» **PROBLEM TO WORK ON**:
Could you write out all of the data again, word for word?

** GIVEN ENTRIES follows **

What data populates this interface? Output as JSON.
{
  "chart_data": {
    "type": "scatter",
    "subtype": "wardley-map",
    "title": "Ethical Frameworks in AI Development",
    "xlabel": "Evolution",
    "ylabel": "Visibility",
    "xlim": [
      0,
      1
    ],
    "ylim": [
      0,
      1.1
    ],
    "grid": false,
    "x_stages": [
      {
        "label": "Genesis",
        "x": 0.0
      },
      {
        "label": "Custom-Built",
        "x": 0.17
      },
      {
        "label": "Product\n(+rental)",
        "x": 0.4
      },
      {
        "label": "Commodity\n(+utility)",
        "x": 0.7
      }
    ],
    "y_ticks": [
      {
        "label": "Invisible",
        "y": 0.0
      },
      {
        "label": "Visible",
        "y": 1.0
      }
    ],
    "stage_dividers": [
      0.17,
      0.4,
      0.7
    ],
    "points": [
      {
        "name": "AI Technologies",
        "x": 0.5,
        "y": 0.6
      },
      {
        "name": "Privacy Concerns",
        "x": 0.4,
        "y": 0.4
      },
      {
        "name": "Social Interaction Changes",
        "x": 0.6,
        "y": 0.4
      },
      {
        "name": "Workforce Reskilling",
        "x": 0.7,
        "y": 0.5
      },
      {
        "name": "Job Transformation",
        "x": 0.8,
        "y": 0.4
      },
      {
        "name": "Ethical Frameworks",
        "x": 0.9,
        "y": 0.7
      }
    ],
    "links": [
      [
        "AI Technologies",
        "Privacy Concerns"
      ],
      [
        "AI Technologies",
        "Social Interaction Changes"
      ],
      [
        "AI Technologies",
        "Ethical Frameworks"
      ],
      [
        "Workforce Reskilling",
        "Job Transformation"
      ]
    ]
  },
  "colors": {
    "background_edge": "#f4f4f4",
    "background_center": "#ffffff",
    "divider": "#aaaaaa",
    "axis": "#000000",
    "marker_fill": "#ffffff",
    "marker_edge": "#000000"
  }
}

** End of GIVEN ENTRIES **

» **SOLUTION FOR THIS PROBLEM**:
What data populates this interface? Output as JSON.
{
  "chart_data": {
    "type": "scatter",
    "subtype": "wardley-map",
    "title": "Ethical Frameworks in AI Development",
    "xlabel": "Evolution",
    "ylabel": "Visibility",
    "xlim": [
      0,
      1
    ],
    "ylim": [
      0,
      1.1
    ],
    "grid": false,
    "x_stages": [
      {
        "label": "Genesis",
        "x": 0.0
      },
      {
        "label": "Custom-Built",
        "x": 0.17
      },
      {
        "label": "Product\n(+rental)",
        "x": 0.4
      },
      {
        "label": "Commodity\n(+utility)",
        "x": 0.7
      }
    ],
    "y_ticks": [
      {
        "label": "Invisible",
        "y": 0.0
      },
      {
        "label": "Visible",
        "y": 1.0
      }
    ],
    "stage_dividers": [
      0.17,
      0.4,
      0.7
    ],
    "points": [
      {
        "name": "AI Technologies",
        "x": 0.5,
        "y": 0.6
      },
      {
        "name": "Privacy Concerns",
        "x": 0.4,
        "y": 0.4
      },
      {
        "name": "Social Interaction Changes",
        "x": 0.6,
        "y": 0.4
      },
      {
        "name": "Workforce Reskilling",
        "x": 0.7,
        "y": 0.5
      },
      {
        "name": "Job Transformation",
        "x": 0.8,
        "y": 0.4
      },
      {
        "name": "Ethical Frameworks",
        "x": 0.9,
        "y": 0.7
      }
    ],
    "links": [
      [
        "AI Technologies",
        "Privacy Concerns"
      ],
      [
        "AI Technologies",
        "Social Interaction Changes"
      ],
      [
        "AI Technologies",
        "Ethical Frameworks"
      ],
      [
        "Workforce Reskilling",
        "Job Transformation"
      ]
    ]
  },
  "colors": {
    "background_edge": "#f4f4f4",
    "background_center": "#ffffff",
    "divider": "#aaaaaa",
    "axis": "#000000",
    "marker_fill": "#ffffff",
    "marker_edge": "#000000"
  }
}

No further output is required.